(Figure content listings)
########################################

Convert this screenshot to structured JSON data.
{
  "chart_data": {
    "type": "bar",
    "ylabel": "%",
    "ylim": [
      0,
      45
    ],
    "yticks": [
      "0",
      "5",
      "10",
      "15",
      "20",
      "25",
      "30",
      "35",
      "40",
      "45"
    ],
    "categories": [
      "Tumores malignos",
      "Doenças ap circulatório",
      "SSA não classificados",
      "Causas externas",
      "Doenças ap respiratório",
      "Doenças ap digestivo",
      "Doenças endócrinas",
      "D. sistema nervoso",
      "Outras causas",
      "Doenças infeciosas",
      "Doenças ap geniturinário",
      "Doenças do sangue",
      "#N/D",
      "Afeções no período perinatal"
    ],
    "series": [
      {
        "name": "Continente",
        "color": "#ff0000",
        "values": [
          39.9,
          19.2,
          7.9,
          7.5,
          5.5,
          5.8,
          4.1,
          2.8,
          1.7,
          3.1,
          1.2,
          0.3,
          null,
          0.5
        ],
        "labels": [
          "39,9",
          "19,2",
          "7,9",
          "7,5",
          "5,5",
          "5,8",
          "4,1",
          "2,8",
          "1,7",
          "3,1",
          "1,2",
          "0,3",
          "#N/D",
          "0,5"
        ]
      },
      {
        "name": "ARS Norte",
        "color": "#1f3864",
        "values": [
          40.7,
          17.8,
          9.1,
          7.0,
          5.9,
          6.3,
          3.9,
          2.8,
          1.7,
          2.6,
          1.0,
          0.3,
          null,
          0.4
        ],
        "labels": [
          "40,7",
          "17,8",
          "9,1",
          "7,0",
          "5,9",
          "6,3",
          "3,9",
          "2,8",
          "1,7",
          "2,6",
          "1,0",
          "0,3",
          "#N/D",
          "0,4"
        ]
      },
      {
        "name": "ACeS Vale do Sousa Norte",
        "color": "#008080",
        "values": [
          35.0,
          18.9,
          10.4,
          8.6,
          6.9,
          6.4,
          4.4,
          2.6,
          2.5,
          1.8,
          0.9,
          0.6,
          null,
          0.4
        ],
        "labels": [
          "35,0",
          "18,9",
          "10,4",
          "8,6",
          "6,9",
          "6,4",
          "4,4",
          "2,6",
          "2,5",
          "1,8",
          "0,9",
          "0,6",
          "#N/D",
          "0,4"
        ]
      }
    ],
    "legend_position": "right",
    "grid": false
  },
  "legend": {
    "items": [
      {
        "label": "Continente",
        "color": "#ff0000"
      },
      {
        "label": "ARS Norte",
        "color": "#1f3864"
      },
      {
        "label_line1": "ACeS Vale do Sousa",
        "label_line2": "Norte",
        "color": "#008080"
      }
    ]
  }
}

########################################

List every line above containing the word "Doenças".

EXERCISE RESULT —
      "Doenças ap circulatório",
      "Doenças ap respiratório",
      "Doenças ap digestivo",
      "Doenças endócrinas",
      "Doenças infeciosas",
      "Doenças ap geniturinário",
      "Doenças do sangue",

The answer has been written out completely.